Copy every entry word for word, but skip the pictures.

(Stored records)
■ ■ ■ ■

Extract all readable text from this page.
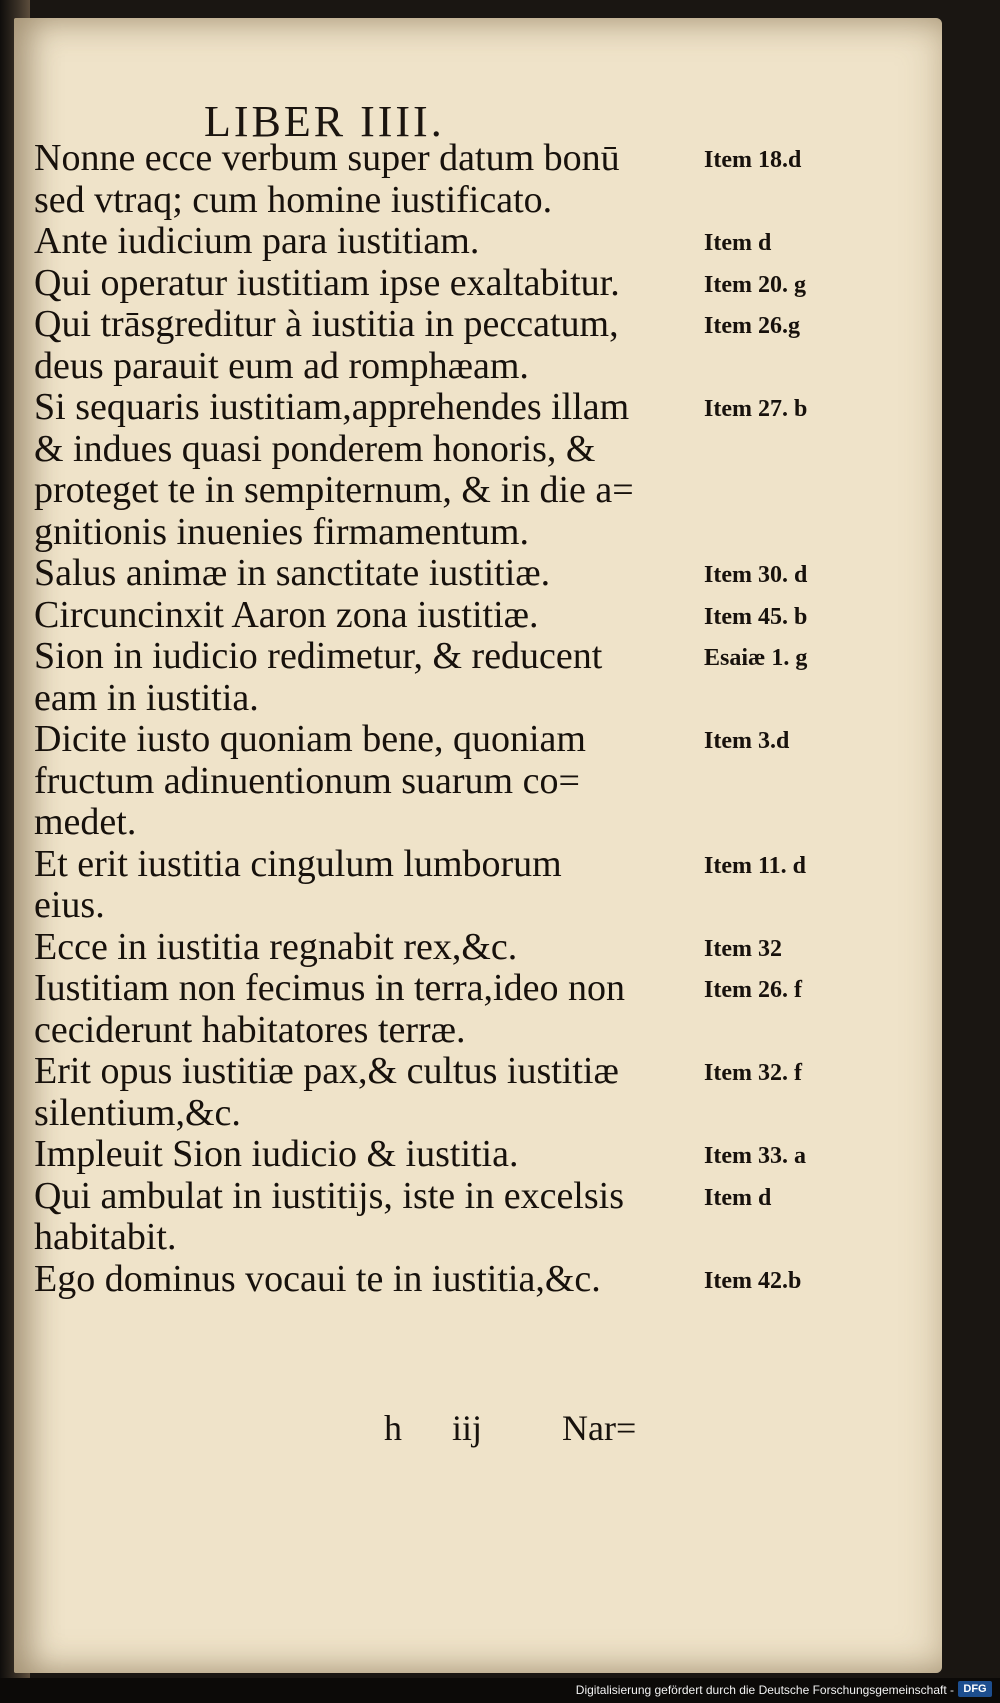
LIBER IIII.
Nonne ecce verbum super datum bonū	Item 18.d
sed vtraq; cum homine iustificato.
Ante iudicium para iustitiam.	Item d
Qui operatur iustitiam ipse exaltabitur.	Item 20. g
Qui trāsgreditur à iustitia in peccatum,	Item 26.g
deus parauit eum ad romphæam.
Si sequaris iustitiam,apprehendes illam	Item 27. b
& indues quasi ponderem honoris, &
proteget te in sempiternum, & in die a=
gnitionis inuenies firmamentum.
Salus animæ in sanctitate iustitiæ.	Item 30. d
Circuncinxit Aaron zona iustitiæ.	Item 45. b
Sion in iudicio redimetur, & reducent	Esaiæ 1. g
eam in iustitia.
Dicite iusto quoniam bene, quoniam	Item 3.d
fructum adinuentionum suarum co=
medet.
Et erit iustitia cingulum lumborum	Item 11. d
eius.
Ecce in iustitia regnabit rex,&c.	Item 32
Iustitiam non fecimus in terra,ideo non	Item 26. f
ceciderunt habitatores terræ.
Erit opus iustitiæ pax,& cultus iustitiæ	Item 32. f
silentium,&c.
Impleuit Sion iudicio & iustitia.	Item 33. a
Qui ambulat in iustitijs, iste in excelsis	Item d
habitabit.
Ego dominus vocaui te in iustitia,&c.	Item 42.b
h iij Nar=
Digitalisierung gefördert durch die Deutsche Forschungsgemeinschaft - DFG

■ ■ ■ ■

The solution
Extract all readable text from this page.
LIBER IIII.
Nonne ecce verbum super datum bonū	Item 18.d
sed vtraq; cum homine iustificato.
Ante iudicium para iustitiam.	Item d
Qui operatur iustitiam ipse exaltabitur.	Item 20. g
Qui trāsgreditur à iustitia in peccatum,	Item 26.g
deus parauit eum ad romphæam.
Si sequaris iustitiam,apprehendes illam	Item 27. b
& indues quasi ponderem honoris, &
proteget te in sempiternum, & in die a=
gnitionis inuenies firmamentum.
Salus animæ in sanctitate iustitiæ.	Item 30. d
Circuncinxit Aaron zona iustitiæ.	Item 45. b
Sion in iudicio redimetur, & reducent	Esaiæ 1. g
eam in iustitia.
Dicite iusto quoniam bene, quoniam	Item 3.d
fructum adinuentionum suarum co=
medet.
Et erit iustitia cingulum lumborum	Item 11. d
eius.
Ecce in iustitia regnabit rex,&c.	Item 32
Iustitiam non fecimus in terra,ideo non	Item 26. f
ceciderunt habitatores terræ.
Erit opus iustitiæ pax,& cultus iustitiæ	Item 32. f
silentium,&c.
Impleuit Sion iudicio & iustitia.	Item 33. a
Qui ambulat in iustitijs, iste in excelsis	Item d
habitabit.
Ego dominus vocaui te in iustitia,&c.	Item 42.b
h iij Nar=
Digitalisierung gefördert durch die Deutsche Forschungsgemeinschaft - DFG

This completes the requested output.